> _Supplied records_:
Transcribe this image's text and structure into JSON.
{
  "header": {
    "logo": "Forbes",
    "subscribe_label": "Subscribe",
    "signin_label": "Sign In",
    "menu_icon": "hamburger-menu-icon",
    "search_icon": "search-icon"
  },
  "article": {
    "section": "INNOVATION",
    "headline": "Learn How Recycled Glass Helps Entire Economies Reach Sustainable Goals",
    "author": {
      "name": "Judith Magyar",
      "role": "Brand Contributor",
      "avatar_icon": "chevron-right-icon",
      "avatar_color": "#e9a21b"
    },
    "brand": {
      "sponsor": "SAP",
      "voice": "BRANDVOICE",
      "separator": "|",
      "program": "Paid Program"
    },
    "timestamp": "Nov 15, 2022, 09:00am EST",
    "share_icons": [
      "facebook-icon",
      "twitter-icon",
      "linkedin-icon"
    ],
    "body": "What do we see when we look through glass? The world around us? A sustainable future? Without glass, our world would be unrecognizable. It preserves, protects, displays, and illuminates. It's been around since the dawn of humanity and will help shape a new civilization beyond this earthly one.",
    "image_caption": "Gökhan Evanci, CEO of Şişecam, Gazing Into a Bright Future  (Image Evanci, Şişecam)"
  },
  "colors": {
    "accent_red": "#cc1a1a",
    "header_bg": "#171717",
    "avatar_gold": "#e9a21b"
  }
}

> _What is asked_:
Your task is to print the whole listing again exactly.

> _Complete output_:
Transcribe this image's text and structure into JSON.
{
  "header": {
    "logo": "Forbes",
    "subscribe_label": "Subscribe",
    "signin_label": "Sign In",
    "menu_icon": "hamburger-menu-icon",
    "search_icon": "search-icon"
  },
  "article": {
    "section": "INNOVATION",
    "headline": "Learn How Recycled Glass Helps Entire Economies Reach Sustainable Goals",
    "author": {
      "name": "Judith Magyar",
      "role": "Brand Contributor",
      "avatar_icon": "chevron-right-icon",
      "avatar_color": "#e9a21b"
    },
    "brand": {
      "sponsor": "SAP",
      "voice": "BRANDVOICE",
      "separator": "|",
      "program": "Paid Program"
    },
    "timestamp": "Nov 15, 2022, 09:00am EST",
    "share_icons": [
      "facebook-icon",
      "twitter-icon",
      "linkedin-icon"
    ],
    "body": "What do we see when we look through glass? The world around us? A sustainable future? Without glass, our world would be unrecognizable. It preserves, protects, displays, and illuminates. It's been around since the dawn of humanity and will help shape a new civilization beyond this earthly one.",
    "image_caption": "Gökhan Evanci, CEO of Şişecam, Gazing Into a Bright Future  (Image Evanci, Şişecam)"
  },
  "colors": {
    "accent_red": "#cc1a1a",
    "header_bg": "#171717",
    "avatar_gold": "#e9a21b"
  }
}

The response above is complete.